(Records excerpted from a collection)
__________

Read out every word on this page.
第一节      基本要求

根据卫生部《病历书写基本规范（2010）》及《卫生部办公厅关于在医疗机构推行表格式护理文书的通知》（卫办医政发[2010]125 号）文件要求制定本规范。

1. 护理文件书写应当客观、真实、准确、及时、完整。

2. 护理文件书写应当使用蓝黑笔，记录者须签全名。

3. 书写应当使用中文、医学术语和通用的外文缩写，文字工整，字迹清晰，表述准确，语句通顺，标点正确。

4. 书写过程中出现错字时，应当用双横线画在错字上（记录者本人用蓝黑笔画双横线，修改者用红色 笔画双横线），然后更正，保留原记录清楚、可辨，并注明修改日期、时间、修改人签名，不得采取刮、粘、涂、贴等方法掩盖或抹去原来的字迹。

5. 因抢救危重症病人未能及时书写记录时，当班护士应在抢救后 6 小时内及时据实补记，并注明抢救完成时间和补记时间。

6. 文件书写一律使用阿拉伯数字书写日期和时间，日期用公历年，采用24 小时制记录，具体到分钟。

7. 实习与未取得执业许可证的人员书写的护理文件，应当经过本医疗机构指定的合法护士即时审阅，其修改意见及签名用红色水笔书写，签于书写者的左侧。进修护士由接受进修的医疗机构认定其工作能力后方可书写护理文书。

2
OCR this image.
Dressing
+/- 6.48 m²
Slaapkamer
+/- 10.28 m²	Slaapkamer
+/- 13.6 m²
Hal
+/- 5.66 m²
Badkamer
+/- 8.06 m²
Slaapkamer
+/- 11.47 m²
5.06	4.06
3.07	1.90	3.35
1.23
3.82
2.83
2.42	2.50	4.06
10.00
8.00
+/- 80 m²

__________

**INSTRUCTIONS TO FOLLOW:** Reply with one number: the count of lines in the entries that include the word "this".

**FULL RESPONSE:** 2